**Data for the task**
☆ ☆ ☆
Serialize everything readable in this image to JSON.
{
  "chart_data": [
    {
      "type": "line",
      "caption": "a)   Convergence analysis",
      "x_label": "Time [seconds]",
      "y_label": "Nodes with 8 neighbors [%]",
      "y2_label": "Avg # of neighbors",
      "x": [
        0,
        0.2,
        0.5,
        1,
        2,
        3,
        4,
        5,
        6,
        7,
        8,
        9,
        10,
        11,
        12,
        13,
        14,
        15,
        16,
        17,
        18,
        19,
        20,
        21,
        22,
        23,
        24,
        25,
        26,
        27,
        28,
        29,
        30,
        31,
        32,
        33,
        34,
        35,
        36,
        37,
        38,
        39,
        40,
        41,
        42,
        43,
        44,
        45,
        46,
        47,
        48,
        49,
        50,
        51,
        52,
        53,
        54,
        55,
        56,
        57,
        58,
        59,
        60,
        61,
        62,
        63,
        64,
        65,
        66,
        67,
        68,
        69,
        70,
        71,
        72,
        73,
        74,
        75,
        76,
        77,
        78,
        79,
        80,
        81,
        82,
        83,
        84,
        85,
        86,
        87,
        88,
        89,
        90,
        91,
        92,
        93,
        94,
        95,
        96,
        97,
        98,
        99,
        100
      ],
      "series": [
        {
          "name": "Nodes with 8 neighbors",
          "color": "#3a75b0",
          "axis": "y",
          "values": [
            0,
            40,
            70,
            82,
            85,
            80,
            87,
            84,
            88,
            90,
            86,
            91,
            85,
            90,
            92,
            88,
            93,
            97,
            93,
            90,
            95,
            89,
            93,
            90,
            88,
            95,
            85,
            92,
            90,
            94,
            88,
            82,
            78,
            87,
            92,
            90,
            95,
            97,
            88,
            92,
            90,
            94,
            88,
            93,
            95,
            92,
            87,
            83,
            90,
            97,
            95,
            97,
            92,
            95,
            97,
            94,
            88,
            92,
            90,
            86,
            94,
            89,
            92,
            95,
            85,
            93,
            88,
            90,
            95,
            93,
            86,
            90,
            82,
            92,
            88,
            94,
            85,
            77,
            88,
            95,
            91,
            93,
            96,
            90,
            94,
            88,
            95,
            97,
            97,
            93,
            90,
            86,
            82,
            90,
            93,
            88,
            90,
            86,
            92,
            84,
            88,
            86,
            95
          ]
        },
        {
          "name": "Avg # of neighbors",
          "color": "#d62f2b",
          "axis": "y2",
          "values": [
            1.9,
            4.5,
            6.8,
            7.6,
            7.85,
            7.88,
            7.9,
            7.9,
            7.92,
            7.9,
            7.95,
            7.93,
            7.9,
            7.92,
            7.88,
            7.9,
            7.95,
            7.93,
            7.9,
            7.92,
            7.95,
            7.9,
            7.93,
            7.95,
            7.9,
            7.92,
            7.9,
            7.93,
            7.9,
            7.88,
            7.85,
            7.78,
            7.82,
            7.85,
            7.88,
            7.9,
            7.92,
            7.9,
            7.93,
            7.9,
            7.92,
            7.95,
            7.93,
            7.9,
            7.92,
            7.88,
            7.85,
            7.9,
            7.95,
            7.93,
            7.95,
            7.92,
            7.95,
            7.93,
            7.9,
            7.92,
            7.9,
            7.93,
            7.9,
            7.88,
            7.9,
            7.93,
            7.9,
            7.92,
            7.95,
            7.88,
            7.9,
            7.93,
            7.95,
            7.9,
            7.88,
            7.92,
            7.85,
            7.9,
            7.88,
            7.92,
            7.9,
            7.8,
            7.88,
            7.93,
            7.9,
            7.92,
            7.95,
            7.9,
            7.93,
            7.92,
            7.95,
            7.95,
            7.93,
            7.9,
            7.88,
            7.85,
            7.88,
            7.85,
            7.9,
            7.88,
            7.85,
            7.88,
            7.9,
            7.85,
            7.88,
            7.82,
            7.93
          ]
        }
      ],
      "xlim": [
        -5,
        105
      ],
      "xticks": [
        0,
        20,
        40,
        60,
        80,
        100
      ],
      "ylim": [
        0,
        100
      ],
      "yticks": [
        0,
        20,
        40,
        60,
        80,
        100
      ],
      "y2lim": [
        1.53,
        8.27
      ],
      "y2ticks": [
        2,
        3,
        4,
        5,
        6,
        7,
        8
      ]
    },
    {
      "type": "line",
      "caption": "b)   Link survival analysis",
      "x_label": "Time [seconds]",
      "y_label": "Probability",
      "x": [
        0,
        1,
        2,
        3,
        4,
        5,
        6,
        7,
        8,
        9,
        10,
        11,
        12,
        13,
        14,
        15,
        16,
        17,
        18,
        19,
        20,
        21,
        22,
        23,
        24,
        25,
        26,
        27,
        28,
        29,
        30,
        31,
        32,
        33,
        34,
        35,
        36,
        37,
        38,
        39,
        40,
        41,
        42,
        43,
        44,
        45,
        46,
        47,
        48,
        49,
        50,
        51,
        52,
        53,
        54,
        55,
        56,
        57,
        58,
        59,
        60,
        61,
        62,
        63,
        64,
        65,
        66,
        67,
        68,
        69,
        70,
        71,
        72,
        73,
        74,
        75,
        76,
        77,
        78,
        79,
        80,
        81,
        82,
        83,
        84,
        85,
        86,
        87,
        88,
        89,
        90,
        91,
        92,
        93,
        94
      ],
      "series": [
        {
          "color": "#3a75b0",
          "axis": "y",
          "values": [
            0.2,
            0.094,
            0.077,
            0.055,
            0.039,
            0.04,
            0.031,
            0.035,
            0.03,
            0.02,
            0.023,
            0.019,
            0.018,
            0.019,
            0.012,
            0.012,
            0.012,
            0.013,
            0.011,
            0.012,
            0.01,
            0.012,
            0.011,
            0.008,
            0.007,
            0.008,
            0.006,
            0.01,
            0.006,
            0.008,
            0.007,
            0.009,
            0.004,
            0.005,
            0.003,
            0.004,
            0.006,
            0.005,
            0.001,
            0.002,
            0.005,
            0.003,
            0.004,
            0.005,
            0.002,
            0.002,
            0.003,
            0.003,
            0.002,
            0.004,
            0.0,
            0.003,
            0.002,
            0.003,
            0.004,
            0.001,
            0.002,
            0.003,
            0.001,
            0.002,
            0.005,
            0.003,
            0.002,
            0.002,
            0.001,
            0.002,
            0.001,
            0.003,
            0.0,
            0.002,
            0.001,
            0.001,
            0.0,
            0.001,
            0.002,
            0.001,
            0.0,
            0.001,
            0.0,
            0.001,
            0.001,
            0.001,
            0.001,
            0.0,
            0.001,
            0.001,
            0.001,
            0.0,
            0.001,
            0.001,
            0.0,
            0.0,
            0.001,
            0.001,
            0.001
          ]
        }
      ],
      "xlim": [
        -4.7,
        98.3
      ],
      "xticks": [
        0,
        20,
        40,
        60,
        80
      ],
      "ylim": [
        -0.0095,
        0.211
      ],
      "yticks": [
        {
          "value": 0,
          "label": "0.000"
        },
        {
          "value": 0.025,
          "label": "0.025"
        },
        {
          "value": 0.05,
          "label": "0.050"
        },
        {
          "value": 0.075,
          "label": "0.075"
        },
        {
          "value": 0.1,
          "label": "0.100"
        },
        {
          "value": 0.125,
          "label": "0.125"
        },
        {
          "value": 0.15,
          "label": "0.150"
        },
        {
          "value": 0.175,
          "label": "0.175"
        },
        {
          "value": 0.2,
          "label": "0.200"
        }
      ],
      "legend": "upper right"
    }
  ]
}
☆ ☆ ☆
**Exercise description**
Give only the number of lines in the entries above that contain the string "with".

**Task result**
2